Objective ::
Print each of the rows below word for word, keeping every line unchanged.

Data rows ::
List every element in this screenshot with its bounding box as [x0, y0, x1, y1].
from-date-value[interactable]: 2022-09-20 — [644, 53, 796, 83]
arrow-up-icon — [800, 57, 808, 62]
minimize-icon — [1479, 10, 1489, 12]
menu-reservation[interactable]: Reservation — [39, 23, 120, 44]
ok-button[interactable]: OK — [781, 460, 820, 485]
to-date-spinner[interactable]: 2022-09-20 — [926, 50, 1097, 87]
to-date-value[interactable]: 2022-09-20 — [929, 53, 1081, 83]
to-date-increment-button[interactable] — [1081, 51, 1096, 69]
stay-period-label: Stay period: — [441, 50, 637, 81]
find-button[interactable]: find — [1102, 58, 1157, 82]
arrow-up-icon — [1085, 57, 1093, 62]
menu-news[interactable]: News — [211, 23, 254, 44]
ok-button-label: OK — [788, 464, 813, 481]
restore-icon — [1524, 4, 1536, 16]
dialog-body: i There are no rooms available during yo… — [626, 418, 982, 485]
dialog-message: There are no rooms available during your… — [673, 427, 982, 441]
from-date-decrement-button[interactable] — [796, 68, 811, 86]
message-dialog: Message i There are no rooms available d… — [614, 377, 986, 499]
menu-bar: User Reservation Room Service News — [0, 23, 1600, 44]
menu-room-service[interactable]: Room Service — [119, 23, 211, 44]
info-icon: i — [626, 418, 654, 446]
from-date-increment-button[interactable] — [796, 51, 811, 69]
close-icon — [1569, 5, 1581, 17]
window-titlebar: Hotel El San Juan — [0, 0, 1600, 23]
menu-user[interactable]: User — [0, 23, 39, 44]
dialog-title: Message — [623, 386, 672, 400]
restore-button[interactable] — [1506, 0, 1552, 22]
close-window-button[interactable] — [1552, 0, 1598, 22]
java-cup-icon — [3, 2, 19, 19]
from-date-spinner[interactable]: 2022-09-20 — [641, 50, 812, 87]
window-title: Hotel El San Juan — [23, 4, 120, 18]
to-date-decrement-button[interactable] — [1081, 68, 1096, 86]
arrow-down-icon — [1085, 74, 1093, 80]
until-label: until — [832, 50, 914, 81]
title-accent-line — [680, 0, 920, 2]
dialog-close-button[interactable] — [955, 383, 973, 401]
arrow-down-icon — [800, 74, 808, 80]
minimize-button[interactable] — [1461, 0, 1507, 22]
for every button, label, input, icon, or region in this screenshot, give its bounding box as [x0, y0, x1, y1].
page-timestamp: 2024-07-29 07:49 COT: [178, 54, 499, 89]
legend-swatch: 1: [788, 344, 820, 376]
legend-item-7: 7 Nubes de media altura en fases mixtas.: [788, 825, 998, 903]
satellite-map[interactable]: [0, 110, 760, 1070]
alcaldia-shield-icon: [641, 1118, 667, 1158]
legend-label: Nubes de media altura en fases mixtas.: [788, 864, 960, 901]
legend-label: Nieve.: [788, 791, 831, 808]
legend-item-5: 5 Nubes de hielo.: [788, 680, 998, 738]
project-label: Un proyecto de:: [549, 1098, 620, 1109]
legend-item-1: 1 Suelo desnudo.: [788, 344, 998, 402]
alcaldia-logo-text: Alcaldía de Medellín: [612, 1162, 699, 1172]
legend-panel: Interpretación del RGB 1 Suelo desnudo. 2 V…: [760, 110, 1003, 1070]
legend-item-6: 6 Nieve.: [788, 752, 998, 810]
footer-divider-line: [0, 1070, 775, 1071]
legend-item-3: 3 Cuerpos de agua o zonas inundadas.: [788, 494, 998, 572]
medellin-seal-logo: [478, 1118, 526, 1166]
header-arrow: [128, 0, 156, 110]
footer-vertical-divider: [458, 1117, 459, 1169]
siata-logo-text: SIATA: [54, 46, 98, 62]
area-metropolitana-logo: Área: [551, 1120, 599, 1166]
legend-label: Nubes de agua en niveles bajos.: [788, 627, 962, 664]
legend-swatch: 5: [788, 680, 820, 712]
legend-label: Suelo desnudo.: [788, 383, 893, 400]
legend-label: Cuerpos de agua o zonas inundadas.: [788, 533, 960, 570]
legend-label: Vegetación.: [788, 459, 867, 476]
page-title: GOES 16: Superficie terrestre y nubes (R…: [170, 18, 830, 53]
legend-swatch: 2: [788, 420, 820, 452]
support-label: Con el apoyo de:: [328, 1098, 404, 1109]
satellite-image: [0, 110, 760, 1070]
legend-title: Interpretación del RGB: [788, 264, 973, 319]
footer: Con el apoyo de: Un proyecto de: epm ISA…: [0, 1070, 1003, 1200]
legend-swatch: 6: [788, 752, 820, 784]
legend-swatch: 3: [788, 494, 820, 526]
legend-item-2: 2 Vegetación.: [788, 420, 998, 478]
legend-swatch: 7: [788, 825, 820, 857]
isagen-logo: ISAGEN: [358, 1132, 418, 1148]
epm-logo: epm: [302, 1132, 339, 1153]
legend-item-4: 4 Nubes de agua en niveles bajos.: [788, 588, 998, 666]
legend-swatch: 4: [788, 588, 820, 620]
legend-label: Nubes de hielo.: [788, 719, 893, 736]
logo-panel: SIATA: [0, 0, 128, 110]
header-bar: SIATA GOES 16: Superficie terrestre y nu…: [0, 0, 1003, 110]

The answer ::
List every element in this screenshot with its bounding box as [x0, y0, x1, y1].
from-date-value[interactable]: 2022-09-20 — [644, 53, 796, 83]
arrow-up-icon — [800, 57, 808, 62]
minimize-icon — [1479, 10, 1489, 12]
menu-reservation[interactable]: Reservation — [39, 23, 120, 44]
ok-button[interactable]: OK — [781, 460, 820, 485]
to-date-spinner[interactable]: 2022-09-20 — [926, 50, 1097, 87]
to-date-value[interactable]: 2022-09-20 — [929, 53, 1081, 83]
to-date-increment-button[interactable] — [1081, 51, 1096, 69]
stay-period-label: Stay period: — [441, 50, 637, 81]
find-button[interactable]: find — [1102, 58, 1157, 82]
arrow-up-icon — [1085, 57, 1093, 62]
menu-news[interactable]: News — [211, 23, 254, 44]
ok-button-label: OK — [788, 464, 813, 481]
restore-icon — [1524, 4, 1536, 16]
dialog-body: i There are no rooms available during yo… — [626, 418, 982, 485]
dialog-message: There are no rooms available during your… — [673, 427, 982, 441]
from-date-decrement-button[interactable] — [796, 68, 811, 86]
message-dialog: Message i There are no rooms available d… — [614, 377, 986, 499]
menu-bar: User Reservation Room Service News — [0, 23, 1600, 44]
menu-room-service[interactable]: Room Service — [119, 23, 211, 44]
info-icon: i — [626, 418, 654, 446]
from-date-increment-button[interactable] — [796, 51, 811, 69]
close-icon — [1569, 5, 1581, 17]
window-titlebar: Hotel El San Juan — [0, 0, 1600, 23]
menu-user[interactable]: User — [0, 23, 39, 44]
dialog-title: Message — [623, 386, 672, 400]
restore-button[interactable] — [1506, 0, 1552, 22]
close-window-button[interactable] — [1552, 0, 1598, 22]
java-cup-icon — [3, 2, 19, 19]
from-date-spinner[interactable]: 2022-09-20 — [641, 50, 812, 87]
window-title: Hotel El San Juan — [23, 4, 120, 18]
to-date-decrement-button[interactable] — [1081, 68, 1096, 86]
arrow-down-icon — [1085, 74, 1093, 80]
until-label: until — [832, 50, 914, 81]
title-accent-line — [680, 0, 920, 2]
dialog-close-button[interactable] — [955, 383, 973, 401]
arrow-down-icon — [800, 74, 808, 80]
minimize-button[interactable] — [1461, 0, 1507, 22]
for every button, label, input, icon, or region in this screenshot, give its bounding box as [x0, y0, x1, y1].
page-timestamp: 2024-07-29 07:49 COT: [178, 54, 499, 89]
legend-swatch: 1: [788, 344, 820, 376]
legend-item-7: 7 Nubes de media altura en fases mixtas.: [788, 825, 998, 903]
satellite-map[interactable]: [0, 110, 760, 1070]
alcaldia-shield-icon: [641, 1118, 667, 1158]
legend-label: Nubes de media altura en fases mixtas.: [788, 864, 960, 901]
legend-label: Nieve.: [788, 791, 831, 808]
legend-item-5: 5 Nubes de hielo.: [788, 680, 998, 738]
project-label: Un proyecto de:: [549, 1098, 620, 1109]
legend-item-1: 1 Suelo desnudo.: [788, 344, 998, 402]
alcaldia-logo-text: Alcaldía de Medellín: [612, 1162, 699, 1172]
legend-panel: Interpretación del RGB 1 Suelo desnudo. 2 V…: [760, 110, 1003, 1070]
legend-item-6: 6 Nieve.: [788, 752, 998, 810]
footer-divider-line: [0, 1070, 775, 1071]
legend-item-3: 3 Cuerpos de agua o zonas inundadas.: [788, 494, 998, 572]
medellin-seal-logo: [478, 1118, 526, 1166]
header-arrow: [128, 0, 156, 110]
footer-vertical-divider: [458, 1117, 459, 1169]
siata-logo-text: SIATA: [54, 46, 98, 62]
area-metropolitana-logo: Área: [551, 1120, 599, 1166]
legend-label: Nubes de agua en niveles bajos.: [788, 627, 962, 664]
legend-swatch: 5: [788, 680, 820, 712]
legend-label: Suelo desnudo.: [788, 383, 893, 400]
legend-label: Cuerpos de agua o zonas inundadas.: [788, 533, 960, 570]
legend-label: Vegetación.: [788, 459, 867, 476]
page-title: GOES 16: Superficie terrestre y nubes (R…: [170, 18, 830, 53]
legend-swatch: 2: [788, 420, 820, 452]
support-label: Con el apoyo de:: [328, 1098, 404, 1109]
satellite-image: [0, 110, 760, 1070]
legend-title: Interpretación del RGB: [788, 264, 973, 319]
footer: Con el apoyo de: Un proyecto de: epm ISA…: [0, 1070, 1003, 1200]
legend-swatch: 6: [788, 752, 820, 784]
legend-swatch: 3: [788, 494, 820, 526]
legend-item-2: 2 Vegetación.: [788, 420, 998, 478]
legend-swatch: 7: [788, 825, 820, 857]
isagen-logo: ISAGEN: [358, 1132, 418, 1148]
epm-logo: epm: [302, 1132, 339, 1153]
legend-item-4: 4 Nubes de agua en niveles bajos.: [788, 588, 998, 666]
legend-swatch: 4: [788, 588, 820, 620]
legend-label: Nubes de hielo.: [788, 719, 893, 736]
logo-panel: SIATA: [0, 0, 128, 110]
header-bar: SIATA GOES 16: Superficie terrestre y nu…: [0, 0, 1003, 110]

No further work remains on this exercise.